What you will do: Pictures within the data are to be left out; everything else must be reproduced exactly.

--- Start Data for processing ---

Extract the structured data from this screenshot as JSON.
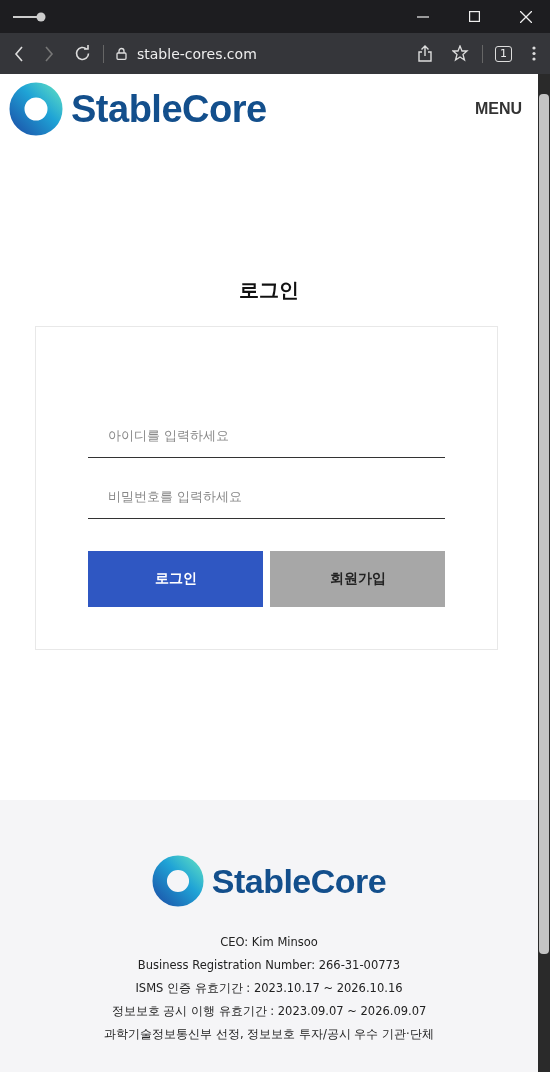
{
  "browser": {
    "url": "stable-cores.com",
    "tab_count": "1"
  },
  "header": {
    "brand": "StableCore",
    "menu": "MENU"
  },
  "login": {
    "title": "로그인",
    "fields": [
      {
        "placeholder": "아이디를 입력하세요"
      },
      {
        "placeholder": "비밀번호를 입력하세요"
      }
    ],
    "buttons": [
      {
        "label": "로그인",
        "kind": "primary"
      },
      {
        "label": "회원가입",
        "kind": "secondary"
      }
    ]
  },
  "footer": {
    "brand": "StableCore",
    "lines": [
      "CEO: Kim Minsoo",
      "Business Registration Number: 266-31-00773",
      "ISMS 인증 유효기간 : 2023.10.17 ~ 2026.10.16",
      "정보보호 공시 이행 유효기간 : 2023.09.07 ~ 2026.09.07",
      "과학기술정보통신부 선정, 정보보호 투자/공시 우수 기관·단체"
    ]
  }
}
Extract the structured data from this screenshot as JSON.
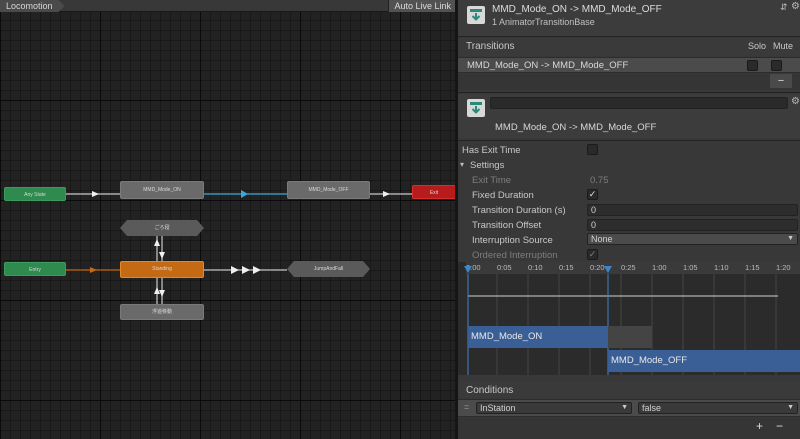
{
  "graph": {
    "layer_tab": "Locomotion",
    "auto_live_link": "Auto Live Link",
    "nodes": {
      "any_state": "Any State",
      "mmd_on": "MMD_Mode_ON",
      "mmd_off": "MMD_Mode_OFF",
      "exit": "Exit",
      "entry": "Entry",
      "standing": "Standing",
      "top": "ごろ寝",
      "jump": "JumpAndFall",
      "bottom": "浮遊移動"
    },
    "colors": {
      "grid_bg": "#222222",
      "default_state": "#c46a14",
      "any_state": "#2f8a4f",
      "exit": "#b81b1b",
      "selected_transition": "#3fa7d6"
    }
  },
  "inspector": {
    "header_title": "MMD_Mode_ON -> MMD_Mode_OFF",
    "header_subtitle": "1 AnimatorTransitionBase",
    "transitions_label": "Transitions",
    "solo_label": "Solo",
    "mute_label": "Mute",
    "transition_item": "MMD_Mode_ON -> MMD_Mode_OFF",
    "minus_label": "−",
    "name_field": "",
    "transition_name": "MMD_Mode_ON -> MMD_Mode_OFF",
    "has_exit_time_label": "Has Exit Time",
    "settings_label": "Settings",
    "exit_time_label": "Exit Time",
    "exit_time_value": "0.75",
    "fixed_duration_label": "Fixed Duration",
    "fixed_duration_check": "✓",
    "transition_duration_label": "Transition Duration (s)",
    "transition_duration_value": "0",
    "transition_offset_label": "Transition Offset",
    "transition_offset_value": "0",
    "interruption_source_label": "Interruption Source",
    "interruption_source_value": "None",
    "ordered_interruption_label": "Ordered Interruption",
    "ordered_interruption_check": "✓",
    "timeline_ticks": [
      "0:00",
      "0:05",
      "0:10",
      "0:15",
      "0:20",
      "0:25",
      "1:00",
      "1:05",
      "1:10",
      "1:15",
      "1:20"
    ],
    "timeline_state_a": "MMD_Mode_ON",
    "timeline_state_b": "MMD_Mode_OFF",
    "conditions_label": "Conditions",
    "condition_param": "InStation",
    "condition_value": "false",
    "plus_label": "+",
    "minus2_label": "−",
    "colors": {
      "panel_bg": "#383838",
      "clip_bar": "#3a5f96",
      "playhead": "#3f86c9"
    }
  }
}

--- End Data for processing ---

Written solution:
Extract the structured data from this screenshot as JSON.
{
  "browser": {
    "url": "stable-cores.com",
    "tab_count": "1"
  },
  "header": {
    "brand": "StableCore",
    "menu": "MENU"
  },
  "login": {
    "title": "로그인",
    "fields": [
      {
        "placeholder": "아이디를 입력하세요"
      },
      {
        "placeholder": "비밀번호를 입력하세요"
      }
    ],
    "buttons": [
      {
        "label": "로그인",
        "kind": "primary"
      },
      {
        "label": "회원가입",
        "kind": "secondary"
      }
    ]
  },
  "footer": {
    "brand": "StableCore",
    "lines": [
      "CEO: Kim Minsoo",
      "Business Registration Number: 266-31-00773",
      "ISMS 인증 유효기간 : 2023.10.17 ~ 2026.10.16",
      "정보보호 공시 이행 유효기간 : 2023.09.07 ~ 2026.09.07",
      "과학기술정보통신부 선정, 정보보호 투자/공시 우수 기관·단체"
    ]
  }
}
Extract the structured data from this screenshot as JSON.
{
  "graph": {
    "layer_tab": "Locomotion",
    "auto_live_link": "Auto Live Link",
    "nodes": {
      "any_state": "Any State",
      "mmd_on": "MMD_Mode_ON",
      "mmd_off": "MMD_Mode_OFF",
      "exit": "Exit",
      "entry": "Entry",
      "standing": "Standing",
      "top": "ごろ寝",
      "jump": "JumpAndFall",
      "bottom": "浮遊移動"
    },
    "colors": {
      "grid_bg": "#222222",
      "default_state": "#c46a14",
      "any_state": "#2f8a4f",
      "exit": "#b81b1b",
      "selected_transition": "#3fa7d6"
    }
  },
  "inspector": {
    "header_title": "MMD_Mode_ON -> MMD_Mode_OFF",
    "header_subtitle": "1 AnimatorTransitionBase",
    "transitions_label": "Transitions",
    "solo_label": "Solo",
    "mute_label": "Mute",
    "transition_item": "MMD_Mode_ON -> MMD_Mode_OFF",
    "minus_label": "−",
    "name_field": "",
    "transition_name": "MMD_Mode_ON -> MMD_Mode_OFF",
    "has_exit_time_label": "Has Exit Time",
    "settings_label": "Settings",
    "exit_time_label": "Exit Time",
    "exit_time_value": "0.75",
    "fixed_duration_label": "Fixed Duration",
    "fixed_duration_check": "✓",
    "transition_duration_label": "Transition Duration (s)",
    "transition_duration_value": "0",
    "transition_offset_label": "Transition Offset",
    "transition_offset_value": "0",
    "interruption_source_label": "Interruption Source",
    "interruption_source_value": "None",
    "ordered_interruption_label": "Ordered Interruption",
    "ordered_interruption_check": "✓",
    "timeline_ticks": [
      "0:00",
      "0:05",
      "0:10",
      "0:15",
      "0:20",
      "0:25",
      "1:00",
      "1:05",
      "1:10",
      "1:15",
      "1:20"
    ],
    "timeline_state_a": "MMD_Mode_ON",
    "timeline_state_b": "MMD_Mode_OFF",
    "conditions_label": "Conditions",
    "condition_param": "InStation",
    "condition_value": "false",
    "plus_label": "+",
    "minus2_label": "−",
    "colors": {
      "panel_bg": "#383838",
      "clip_bar": "#3a5f96",
      "playhead": "#3f86c9"
    }
  }
}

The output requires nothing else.